_Brief_
Find each line with the string "title" and report it.

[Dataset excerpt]
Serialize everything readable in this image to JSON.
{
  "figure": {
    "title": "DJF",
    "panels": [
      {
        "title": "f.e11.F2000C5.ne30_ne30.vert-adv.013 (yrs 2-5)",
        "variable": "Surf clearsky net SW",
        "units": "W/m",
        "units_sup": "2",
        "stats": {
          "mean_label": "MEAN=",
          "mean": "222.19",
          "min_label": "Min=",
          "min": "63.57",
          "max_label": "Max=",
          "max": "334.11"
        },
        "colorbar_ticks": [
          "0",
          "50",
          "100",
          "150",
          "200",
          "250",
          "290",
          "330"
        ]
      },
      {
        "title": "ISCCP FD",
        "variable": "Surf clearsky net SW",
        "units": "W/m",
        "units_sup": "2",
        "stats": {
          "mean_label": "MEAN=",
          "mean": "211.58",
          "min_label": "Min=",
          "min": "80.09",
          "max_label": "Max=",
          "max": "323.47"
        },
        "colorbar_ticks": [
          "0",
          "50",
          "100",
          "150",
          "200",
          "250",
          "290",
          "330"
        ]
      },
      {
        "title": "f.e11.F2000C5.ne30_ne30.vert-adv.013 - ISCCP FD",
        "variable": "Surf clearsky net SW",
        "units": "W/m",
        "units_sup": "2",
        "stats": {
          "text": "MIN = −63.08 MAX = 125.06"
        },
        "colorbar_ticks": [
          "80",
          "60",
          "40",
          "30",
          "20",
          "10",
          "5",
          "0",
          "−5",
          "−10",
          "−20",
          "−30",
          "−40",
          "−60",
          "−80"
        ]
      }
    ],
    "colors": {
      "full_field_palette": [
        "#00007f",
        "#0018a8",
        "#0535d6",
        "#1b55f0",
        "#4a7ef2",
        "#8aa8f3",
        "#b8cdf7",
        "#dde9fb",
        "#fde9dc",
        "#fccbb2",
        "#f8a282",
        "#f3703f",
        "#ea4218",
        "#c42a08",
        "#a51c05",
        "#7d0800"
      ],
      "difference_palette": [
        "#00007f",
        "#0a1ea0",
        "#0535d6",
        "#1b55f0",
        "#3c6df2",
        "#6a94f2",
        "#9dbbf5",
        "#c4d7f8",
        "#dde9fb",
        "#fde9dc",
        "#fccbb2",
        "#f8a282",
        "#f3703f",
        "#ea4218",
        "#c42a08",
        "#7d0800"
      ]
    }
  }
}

_Correct answer_
    "title": "DJF",
        "title": "f.e11.F2000C5.ne30_ne30.vert-adv.013 (yrs 2-5)",
        "title": "ISCCP FD",
        "title": "f.e11.F2000C5.ne30_ne30.vert-adv.013 - ISCCP FD",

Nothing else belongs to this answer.